Your instructions - Report every line in the listing that contains the string "than".

[Source data]
◇ ◇ ◇ ◇

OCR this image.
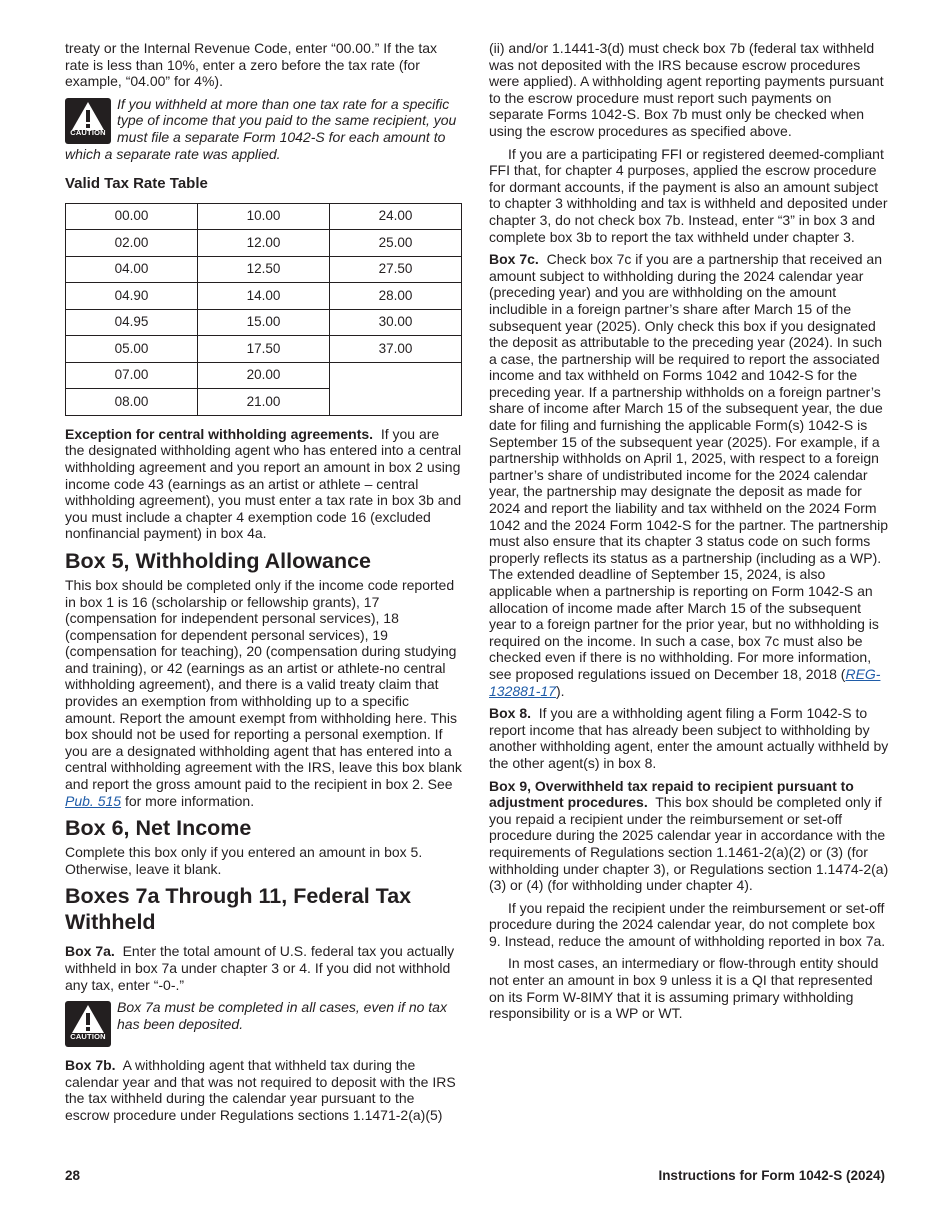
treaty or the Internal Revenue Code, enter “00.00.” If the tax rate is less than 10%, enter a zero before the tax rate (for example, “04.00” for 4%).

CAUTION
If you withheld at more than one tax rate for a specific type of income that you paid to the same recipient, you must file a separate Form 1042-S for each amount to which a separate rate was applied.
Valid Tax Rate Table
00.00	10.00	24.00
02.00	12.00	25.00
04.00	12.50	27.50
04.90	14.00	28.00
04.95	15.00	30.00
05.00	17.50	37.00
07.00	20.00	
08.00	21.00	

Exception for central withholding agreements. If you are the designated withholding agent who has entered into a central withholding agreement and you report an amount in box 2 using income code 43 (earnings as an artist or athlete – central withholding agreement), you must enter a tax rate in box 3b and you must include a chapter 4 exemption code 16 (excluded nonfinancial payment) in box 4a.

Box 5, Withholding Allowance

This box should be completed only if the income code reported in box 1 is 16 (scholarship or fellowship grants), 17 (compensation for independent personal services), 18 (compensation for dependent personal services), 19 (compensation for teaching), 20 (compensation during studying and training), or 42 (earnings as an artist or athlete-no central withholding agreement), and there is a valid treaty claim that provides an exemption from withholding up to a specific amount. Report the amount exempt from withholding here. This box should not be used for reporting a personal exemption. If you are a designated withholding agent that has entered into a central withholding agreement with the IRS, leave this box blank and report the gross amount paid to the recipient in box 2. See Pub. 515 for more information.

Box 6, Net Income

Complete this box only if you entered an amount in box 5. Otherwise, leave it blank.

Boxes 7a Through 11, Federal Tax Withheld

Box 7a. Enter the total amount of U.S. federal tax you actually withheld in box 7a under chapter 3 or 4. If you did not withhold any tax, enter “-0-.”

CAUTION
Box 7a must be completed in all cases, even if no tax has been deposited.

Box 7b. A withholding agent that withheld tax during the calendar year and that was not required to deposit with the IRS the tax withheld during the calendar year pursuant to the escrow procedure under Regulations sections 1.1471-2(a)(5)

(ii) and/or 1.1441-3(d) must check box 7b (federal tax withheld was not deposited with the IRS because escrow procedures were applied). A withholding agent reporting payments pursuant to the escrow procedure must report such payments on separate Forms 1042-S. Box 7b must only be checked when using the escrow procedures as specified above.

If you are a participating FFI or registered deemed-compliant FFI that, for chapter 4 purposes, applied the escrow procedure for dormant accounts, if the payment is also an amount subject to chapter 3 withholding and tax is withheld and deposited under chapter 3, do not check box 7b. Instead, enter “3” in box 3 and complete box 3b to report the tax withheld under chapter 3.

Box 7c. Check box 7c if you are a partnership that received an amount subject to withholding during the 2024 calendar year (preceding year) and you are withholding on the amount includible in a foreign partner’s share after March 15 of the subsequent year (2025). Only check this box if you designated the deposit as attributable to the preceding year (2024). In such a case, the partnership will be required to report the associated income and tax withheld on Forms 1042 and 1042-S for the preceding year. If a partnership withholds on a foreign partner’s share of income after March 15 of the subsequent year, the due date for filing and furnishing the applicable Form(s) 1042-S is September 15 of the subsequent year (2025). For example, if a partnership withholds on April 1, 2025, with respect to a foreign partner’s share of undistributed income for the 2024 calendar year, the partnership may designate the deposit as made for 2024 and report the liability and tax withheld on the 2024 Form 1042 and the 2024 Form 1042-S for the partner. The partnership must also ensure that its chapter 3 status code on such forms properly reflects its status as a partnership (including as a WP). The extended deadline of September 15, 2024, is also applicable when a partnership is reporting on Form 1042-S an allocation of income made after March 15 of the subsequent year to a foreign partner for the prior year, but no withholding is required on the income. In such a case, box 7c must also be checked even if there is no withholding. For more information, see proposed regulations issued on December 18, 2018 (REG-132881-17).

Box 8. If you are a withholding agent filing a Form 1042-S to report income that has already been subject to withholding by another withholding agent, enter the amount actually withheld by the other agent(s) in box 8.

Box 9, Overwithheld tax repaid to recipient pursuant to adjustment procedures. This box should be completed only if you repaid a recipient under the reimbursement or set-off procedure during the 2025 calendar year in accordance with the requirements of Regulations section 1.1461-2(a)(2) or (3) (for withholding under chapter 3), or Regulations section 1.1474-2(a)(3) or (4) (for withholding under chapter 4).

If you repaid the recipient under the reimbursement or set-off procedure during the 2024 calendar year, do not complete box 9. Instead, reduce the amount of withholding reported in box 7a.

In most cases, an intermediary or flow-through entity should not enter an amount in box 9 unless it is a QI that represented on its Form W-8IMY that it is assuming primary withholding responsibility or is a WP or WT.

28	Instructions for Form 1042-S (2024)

◇ ◇ ◇ ◇

Worked solution -
treaty or the Internal Revenue Code, enter “00.00.” If the tax rate is less than 10%, enter a zero before the tax rate (for example, “04.00” for 4%).
If you withheld at more than one tax rate for a specific type of income that you paid to the same recipient, you must file a separate Form 1042-S for each amount to which a separate rate was applied.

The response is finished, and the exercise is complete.